Task prompt ▸
Copy out each line of the data that holds the string "spiegelt".

________________________________________

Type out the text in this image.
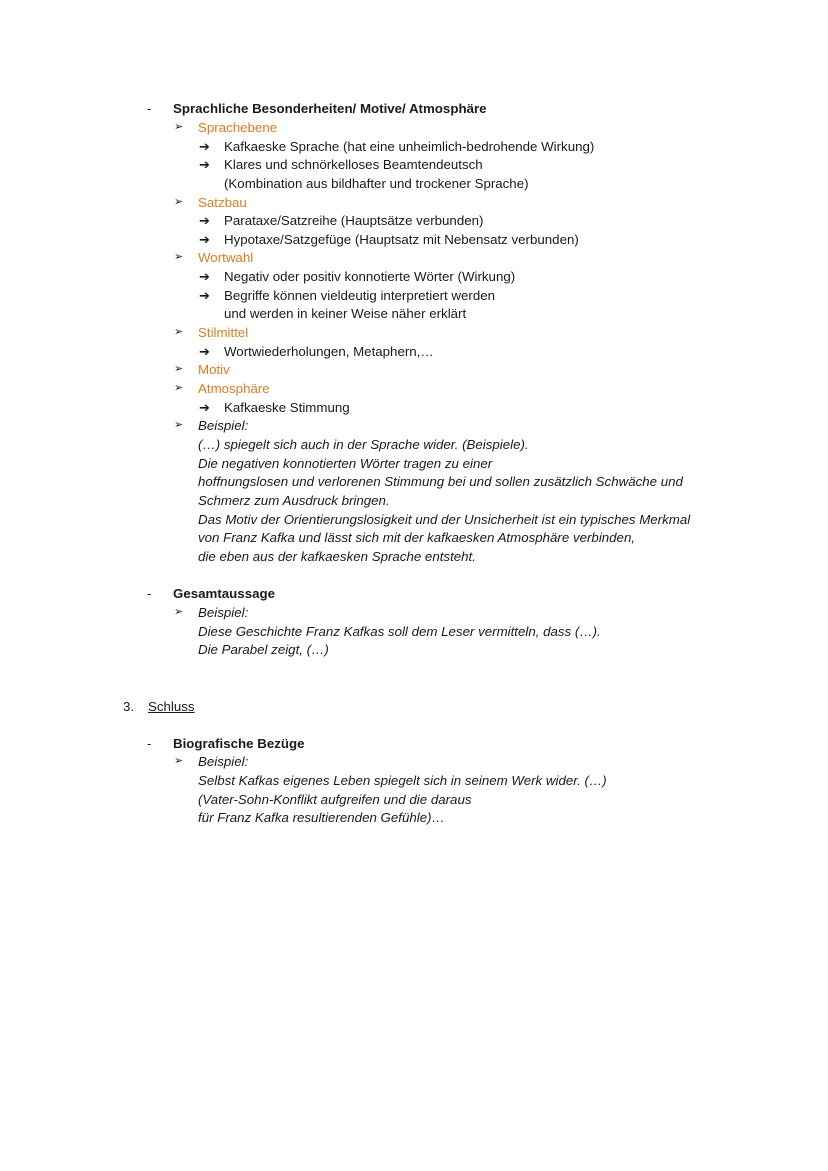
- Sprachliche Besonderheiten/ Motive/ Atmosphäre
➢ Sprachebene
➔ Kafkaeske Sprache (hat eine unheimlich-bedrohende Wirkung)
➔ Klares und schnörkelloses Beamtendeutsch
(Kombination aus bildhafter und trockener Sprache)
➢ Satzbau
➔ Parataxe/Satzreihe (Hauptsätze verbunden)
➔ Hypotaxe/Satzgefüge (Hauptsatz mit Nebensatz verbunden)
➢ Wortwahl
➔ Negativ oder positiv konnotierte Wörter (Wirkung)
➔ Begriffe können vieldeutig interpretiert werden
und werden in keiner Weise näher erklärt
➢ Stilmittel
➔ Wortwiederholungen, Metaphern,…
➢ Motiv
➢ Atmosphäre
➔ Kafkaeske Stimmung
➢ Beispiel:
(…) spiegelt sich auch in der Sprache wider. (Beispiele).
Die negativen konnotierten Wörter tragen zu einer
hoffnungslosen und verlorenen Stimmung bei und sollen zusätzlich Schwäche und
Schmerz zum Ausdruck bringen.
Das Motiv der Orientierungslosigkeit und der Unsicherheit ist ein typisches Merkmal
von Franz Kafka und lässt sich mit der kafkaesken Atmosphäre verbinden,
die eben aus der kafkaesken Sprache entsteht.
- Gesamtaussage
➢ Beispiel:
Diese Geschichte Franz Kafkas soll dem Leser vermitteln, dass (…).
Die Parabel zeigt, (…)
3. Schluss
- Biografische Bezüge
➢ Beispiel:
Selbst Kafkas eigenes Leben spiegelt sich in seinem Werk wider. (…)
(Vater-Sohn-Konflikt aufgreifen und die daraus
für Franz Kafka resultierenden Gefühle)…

________________________________________

Exercise solution ▸
(…) spiegelt sich auch in der Sprache wider. (Beispiele).
Selbst Kafkas eigenes Leben spiegelt sich in seinem Werk wider. (…)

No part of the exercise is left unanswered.